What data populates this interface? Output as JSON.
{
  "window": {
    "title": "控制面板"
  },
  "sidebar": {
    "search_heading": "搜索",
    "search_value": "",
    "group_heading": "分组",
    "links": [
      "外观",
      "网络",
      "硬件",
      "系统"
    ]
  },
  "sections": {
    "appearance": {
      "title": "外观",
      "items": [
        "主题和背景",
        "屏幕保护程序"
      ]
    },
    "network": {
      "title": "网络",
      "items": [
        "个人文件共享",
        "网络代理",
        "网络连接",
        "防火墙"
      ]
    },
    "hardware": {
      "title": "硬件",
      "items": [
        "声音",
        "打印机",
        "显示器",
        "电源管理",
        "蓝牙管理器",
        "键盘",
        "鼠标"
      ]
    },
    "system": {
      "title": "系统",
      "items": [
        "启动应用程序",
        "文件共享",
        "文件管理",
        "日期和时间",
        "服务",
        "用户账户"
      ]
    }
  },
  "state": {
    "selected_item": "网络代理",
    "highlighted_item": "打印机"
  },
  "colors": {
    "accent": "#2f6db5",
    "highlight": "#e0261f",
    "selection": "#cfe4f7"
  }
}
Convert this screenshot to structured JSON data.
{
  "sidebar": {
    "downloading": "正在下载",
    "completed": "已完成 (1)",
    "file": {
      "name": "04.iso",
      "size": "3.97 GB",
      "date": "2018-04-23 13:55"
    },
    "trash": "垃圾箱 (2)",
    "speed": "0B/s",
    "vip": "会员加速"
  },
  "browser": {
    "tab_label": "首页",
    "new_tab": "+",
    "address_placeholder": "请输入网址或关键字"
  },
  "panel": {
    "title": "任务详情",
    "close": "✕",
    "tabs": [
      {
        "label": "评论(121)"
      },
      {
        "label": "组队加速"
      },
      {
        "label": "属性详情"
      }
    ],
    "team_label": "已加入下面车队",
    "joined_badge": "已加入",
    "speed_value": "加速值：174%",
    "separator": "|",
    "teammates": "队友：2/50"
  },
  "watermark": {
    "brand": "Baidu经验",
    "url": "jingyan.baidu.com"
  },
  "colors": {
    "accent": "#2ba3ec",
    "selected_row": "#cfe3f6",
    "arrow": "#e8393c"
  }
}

[Instructions to follow] Output all of the data above without any alteration.

[Expected output]
What data populates this interface? Output as JSON.
{
  "window": {
    "title": "控制面板"
  },
  "sidebar": {
    "search_heading": "搜索",
    "search_value": "",
    "group_heading": "分组",
    "links": [
      "外观",
      "网络",
      "硬件",
      "系统"
    ]
  },
  "sections": {
    "appearance": {
      "title": "外观",
      "items": [
        "主题和背景",
        "屏幕保护程序"
      ]
    },
    "network": {
      "title": "网络",
      "items": [
        "个人文件共享",
        "网络代理",
        "网络连接",
        "防火墙"
      ]
    },
    "hardware": {
      "title": "硬件",
      "items": [
        "声音",
        "打印机",
        "显示器",
        "电源管理",
        "蓝牙管理器",
        "键盘",
        "鼠标"
      ]
    },
    "system": {
      "title": "系统",
      "items": [
        "启动应用程序",
        "文件共享",
        "文件管理",
        "日期和时间",
        "服务",
        "用户账户"
      ]
    }
  },
  "state": {
    "selected_item": "网络代理",
    "highlighted_item": "打印机"
  },
  "colors": {
    "accent": "#2f6db5",
    "highlight": "#e0261f",
    "selection": "#cfe4f7"
  }
}
Convert this screenshot to structured JSON data.
{
  "sidebar": {
    "downloading": "正在下载",
    "completed": "已完成 (1)",
    "file": {
      "name": "04.iso",
      "size": "3.97 GB",
      "date": "2018-04-23 13:55"
    },
    "trash": "垃圾箱 (2)",
    "speed": "0B/s",
    "vip": "会员加速"
  },
  "browser": {
    "tab_label": "首页",
    "new_tab": "+",
    "address_placeholder": "请输入网址或关键字"
  },
  "panel": {
    "title": "任务详情",
    "close": "✕",
    "tabs": [
      {
        "label": "评论(121)"
      },
      {
        "label": "组队加速"
      },
      {
        "label": "属性详情"
      }
    ],
    "team_label": "已加入下面车队",
    "joined_badge": "已加入",
    "speed_value": "加速值：174%",
    "separator": "|",
    "teammates": "队友：2/50"
  },
  "watermark": {
    "brand": "Baidu经验",
    "url": "jingyan.baidu.com"
  },
  "colors": {
    "accent": "#2ba3ec",
    "selected_row": "#cfe3f6",
    "arrow": "#e8393c"
  }
}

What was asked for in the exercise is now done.